### [AIM]
Copy every line of the data that contains the string "home".

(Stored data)
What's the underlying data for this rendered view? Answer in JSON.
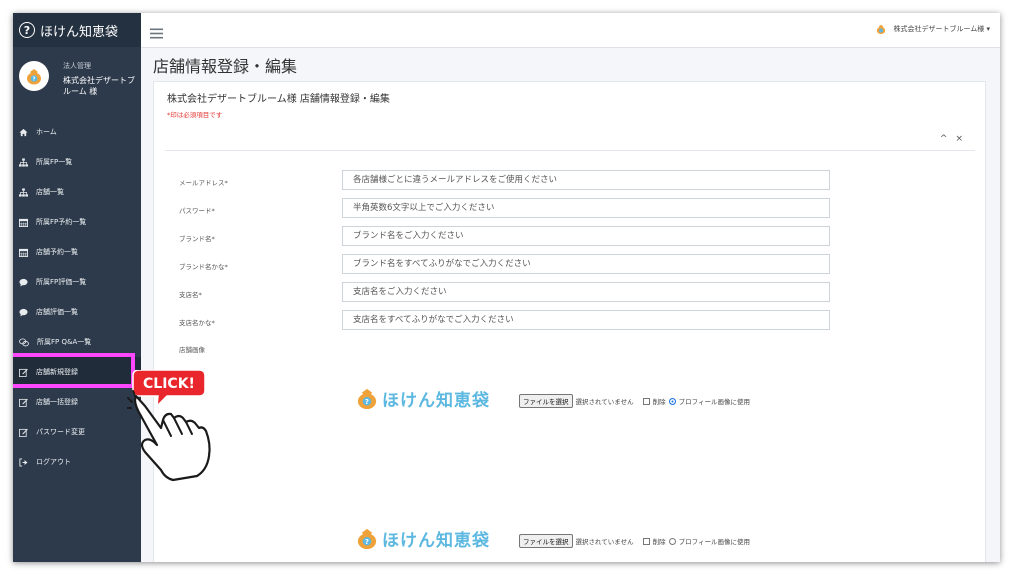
{
  "app": {
    "brand": "ほけん知恵袋"
  },
  "user": {
    "role": "法人管理",
    "name": "株式会社デザートブルーム 様",
    "top_name": "株式会社デザートブルーム様 ▾"
  },
  "sidebar": {
    "items": [
      {
        "label": "ホーム",
        "icon": "home-icon"
      },
      {
        "label": "所属FP一覧",
        "icon": "sitemap-icon"
      },
      {
        "label": "店舗一覧",
        "icon": "sitemap-icon"
      },
      {
        "label": "所属FP予約一覧",
        "icon": "calendar-icon"
      },
      {
        "label": "店舗予約一覧",
        "icon": "calendar-icon"
      },
      {
        "label": "所属FP評価一覧",
        "icon": "comment-icon"
      },
      {
        "label": "店舗評価一覧",
        "icon": "comment-icon"
      },
      {
        "label": "所属FP Q&A一覧",
        "icon": "comments-icon"
      },
      {
        "label": "店舗新規登録",
        "icon": "edit-icon"
      },
      {
        "label": "店舗一括登録",
        "icon": "edit-icon"
      },
      {
        "label": "パスワード変更",
        "icon": "edit-icon"
      },
      {
        "label": "ログアウト",
        "icon": "logout-icon"
      }
    ]
  },
  "page": {
    "title": "店舗情報登録・編集",
    "card_title": "株式会社デザートブルーム様 店舗情報登録・編集",
    "required_note": "*印は必須項目です",
    "tools": {
      "collapse": "^",
      "close": "×"
    }
  },
  "form": {
    "fields": [
      {
        "label": "メールアドレス*",
        "placeholder": "各店舗様ごとに違うメールアドレスをご使用ください"
      },
      {
        "label": "パスワード*",
        "placeholder": "半角英数6文字以上でご入力ください"
      },
      {
        "label": "ブランド名*",
        "placeholder": "ブランド名をご入力ください"
      },
      {
        "label": "ブランド名かな*",
        "placeholder": "ブランド名をすべてふりがなでご入力ください"
      },
      {
        "label": "支店名*",
        "placeholder": "支店名をご入力ください"
      },
      {
        "label": "支店名かな*",
        "placeholder": "支店名をすべてふりがなでご入力ください"
      }
    ],
    "image_label": "店舗画像",
    "image_rows": [
      {
        "logo": "ほけん知恵袋",
        "file_button": "ファイルを選択",
        "file_status": "選択されていません",
        "delete_label": "削除",
        "profile_label": "プロフィール画像に使用",
        "profile_checked": true
      },
      {
        "logo": "ほけん知恵袋",
        "file_button": "ファイルを選択",
        "file_status": "選択されていません",
        "delete_label": "削除",
        "profile_label": "プロフィール画像に使用",
        "profile_checked": false
      }
    ]
  },
  "annotation": {
    "click_label": "CLICK!",
    "highlight_color": "#ff47ff",
    "callout_color": "#e8262b"
  },
  "colors": {
    "sidebar_bg": "#2d3a4b",
    "brand_bg": "#243140",
    "logo_blue": "#5cb8e0",
    "logo_orange": "#f0a23a",
    "required_red": "#e3342f"
  }
}
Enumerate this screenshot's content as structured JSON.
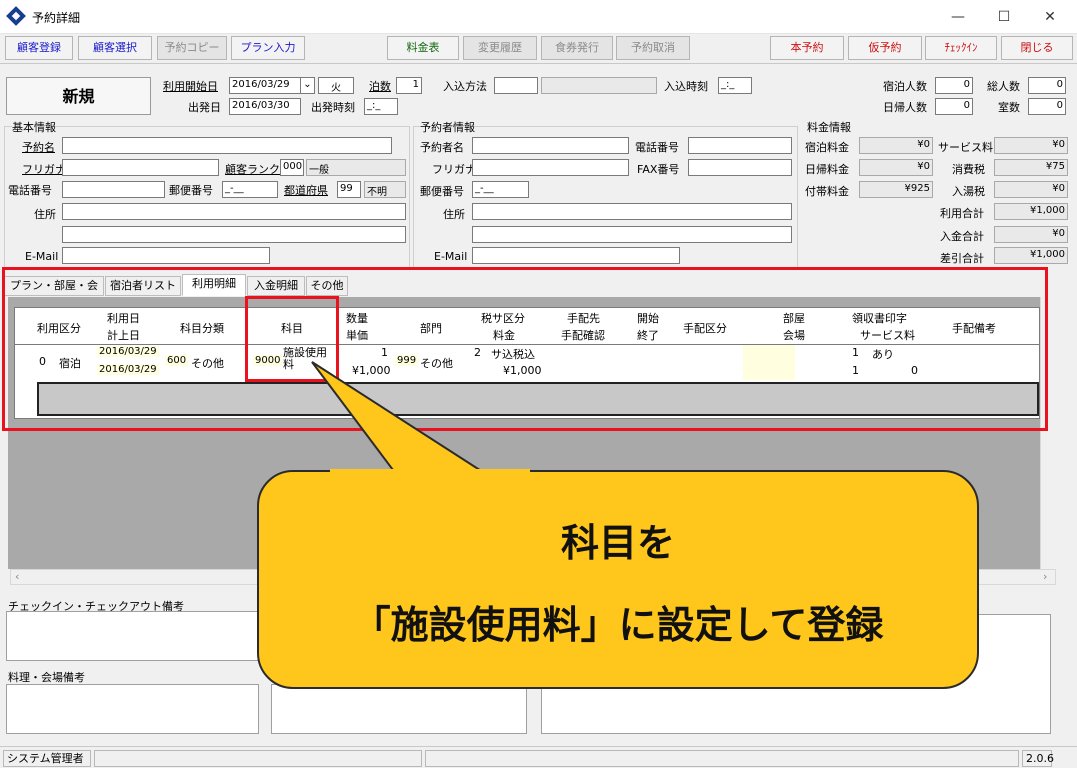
{
  "window": {
    "title": "予約詳細",
    "min": "—",
    "max": "☐",
    "close": "✕"
  },
  "toolbar": {
    "left": [
      "顧客登録",
      "顧客選択",
      "予約コピー",
      "プラン入力"
    ],
    "center": [
      "料金表",
      "変更履歴",
      "食券発行",
      "予約取消"
    ],
    "right": [
      "本予約",
      "仮予約",
      "ﾁｪｯｸｲﾝ",
      "閉じる"
    ]
  },
  "header": {
    "status": "新規",
    "start_date_label": "利用開始日",
    "start_date": "2016/03/29",
    "weekday": "火",
    "nights_label": "泊数",
    "nights": "1",
    "entry_method_label": "入込方法",
    "entry_time_label": "入込時刻",
    "entry_time": "_:_",
    "depart_date_label": "出発日",
    "depart_date": "2016/03/30",
    "depart_time_label": "出発時刻",
    "depart_time": "_:_",
    "guests_label": "宿泊人数",
    "guests": "0",
    "total_label": "総人数",
    "total": "0",
    "day_label": "日帰人数",
    "day": "0",
    "rooms_label": "室数",
    "rooms": "0"
  },
  "basic": {
    "section": "基本情報",
    "name_label": "予約名",
    "kana_label": "フリガナ",
    "rank_label": "顧客ランク",
    "rank_code": "000",
    "rank_name": "一般",
    "tel_label": "電話番号",
    "zip_label": "郵便番号",
    "zip": "_-__",
    "pref_label": "都道府県",
    "pref_code": "99",
    "pref_name": "不明",
    "addr_label": "住所",
    "email_label": "E-Mail"
  },
  "booker": {
    "section": "予約者情報",
    "name_label": "予約者名",
    "tel_label": "電話番号",
    "kana_label": "フリガナ",
    "fax_label": "FAX番号",
    "zip_label": "郵便番号",
    "zip": "_-__",
    "addr_label": "住所",
    "email_label": "E-Mail"
  },
  "fees": {
    "section": "料金情報",
    "rows": [
      {
        "l1": "宿泊料金",
        "v1": "¥0",
        "l2": "サービス料",
        "v2": "¥0"
      },
      {
        "l1": "日帰料金",
        "v1": "¥0",
        "l2": "消費税",
        "v2": "¥75"
      },
      {
        "l1": "付帯料金",
        "v1": "¥925",
        "l2": "入湯税",
        "v2": "¥0"
      }
    ],
    "usage_total_label": "利用合計",
    "usage_total": "¥1,000",
    "paid_label": "入金合計",
    "paid": "¥0",
    "balance_label": "差引合計",
    "balance": "¥1,000"
  },
  "tabs": [
    "プラン・部屋・会場",
    "宿泊者リスト",
    "利用明細",
    "入金明細",
    "その他"
  ],
  "grid": {
    "headers": {
      "kubun": "利用区分",
      "date1": "利用日",
      "date2": "計上日",
      "bunrui": "科目分類",
      "kamoku": "科目",
      "qty": "数量",
      "price": "単価",
      "dept": "部門",
      "tax": "税サ区分",
      "fee": "料金",
      "dest": "手配先",
      "confirm": "手配確認",
      "start": "開始",
      "end": "終了",
      "arrange": "手配区分",
      "room": "部屋",
      "venue": "会場",
      "receipt": "領収書印字",
      "service": "サービス料",
      "note": "手配備考"
    },
    "row": {
      "num": "0",
      "kubun": "宿泊",
      "date1": "2016/03/29",
      "date2": "2016/03/29",
      "bunrui_code": "600",
      "bunrui": "その他",
      "kamoku_code": "9000",
      "kamoku": "施設使用料",
      "qty": "1",
      "price": "¥1,000",
      "dept_code": "999",
      "dept": "その他",
      "tax_code": "2",
      "tax": "サ込税込",
      "fee": "¥1,000",
      "receipt_code": "1",
      "receipt": "あり",
      "service_code": "1",
      "service": "0"
    }
  },
  "memos": {
    "checkin": "チェックイン・チェックアウト備考",
    "cooking": "料理・会場備考"
  },
  "callout": {
    "line1": "科目を",
    "line2": "「施設使用料」に設定して登録"
  },
  "status": {
    "user": "システム管理者",
    "version": "2.0.6"
  }
}
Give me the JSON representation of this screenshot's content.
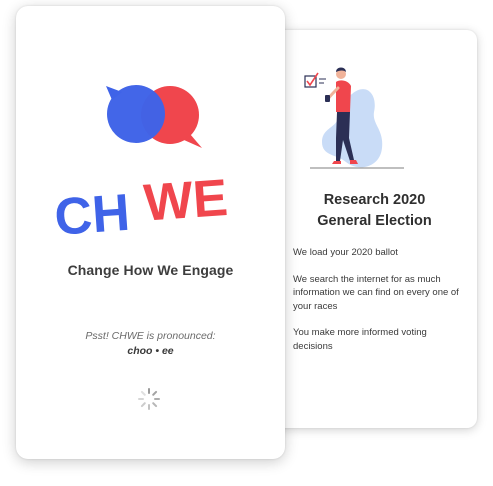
{
  "splash": {
    "logo_word_ch": "CH",
    "logo_word_we": "WE",
    "tagline": "Change How We Engage",
    "pronounce_note": "Psst! CHWE is pronounced:",
    "pronounce_word": "choo • ee"
  },
  "research": {
    "title_line1": "Research 2020",
    "title_line2": "General Election",
    "steps": [
      "We load your 2020 ballot",
      "We search the internet for as much information we can find on every one of your races",
      "You make more informed voting decisions"
    ]
  },
  "colors": {
    "brand_blue": "#3f63e8",
    "brand_red": "#f0464d",
    "illustration_blue": "#c9dcf7"
  },
  "icons": {
    "spinner": "loading-spinner-icon",
    "illustration": "voter-with-phone-illustration"
  }
}
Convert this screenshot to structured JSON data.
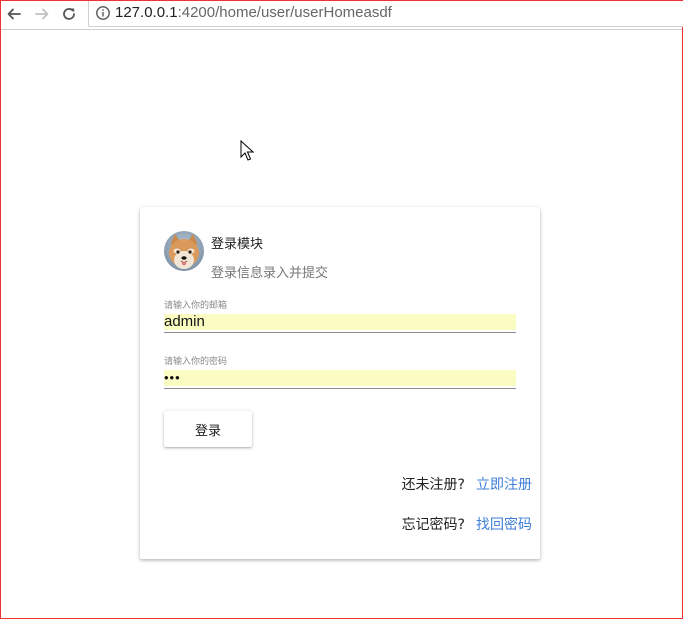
{
  "browser": {
    "url_host": "127.0.0.1",
    "url_path": ":4200/home/user/userHomeasdf",
    "icons": {
      "back": "arrow-left-icon",
      "forward": "arrow-right-icon",
      "reload": "reload-icon",
      "info": "info-icon"
    }
  },
  "card": {
    "title": "登录模块",
    "subtitle": "登录信息录入并提交",
    "avatar_icon": "dog-avatar-icon"
  },
  "form": {
    "email": {
      "label": "请输入你的邮箱",
      "value": "admin"
    },
    "password": {
      "label": "请输入你的密码",
      "value": "•••"
    },
    "submit_label": "登录"
  },
  "links": {
    "register_prompt": "还未注册?",
    "register_link": "立即注册",
    "forgot_prompt": "忘记密码?",
    "forgot_link": "找回密码"
  },
  "colors": {
    "link": "#3f7fd8",
    "autofill_bg": "#fbfcc2",
    "frame_border": "#ee3333"
  }
}
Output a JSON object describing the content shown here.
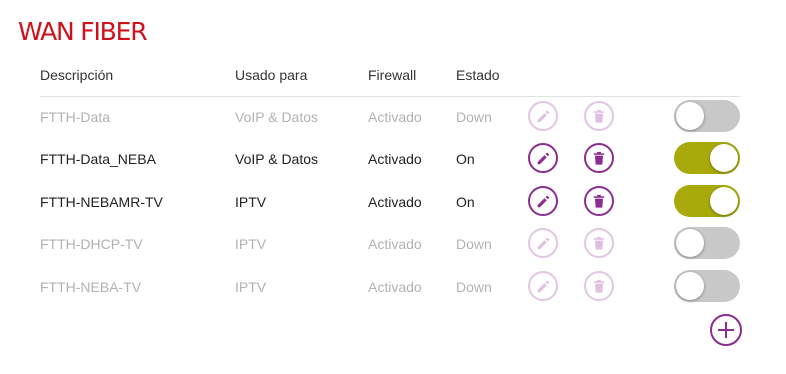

### [ANSWER]
        "icon": "home-icon"
    "url_path": ":4200/home/user/userHomeasdf",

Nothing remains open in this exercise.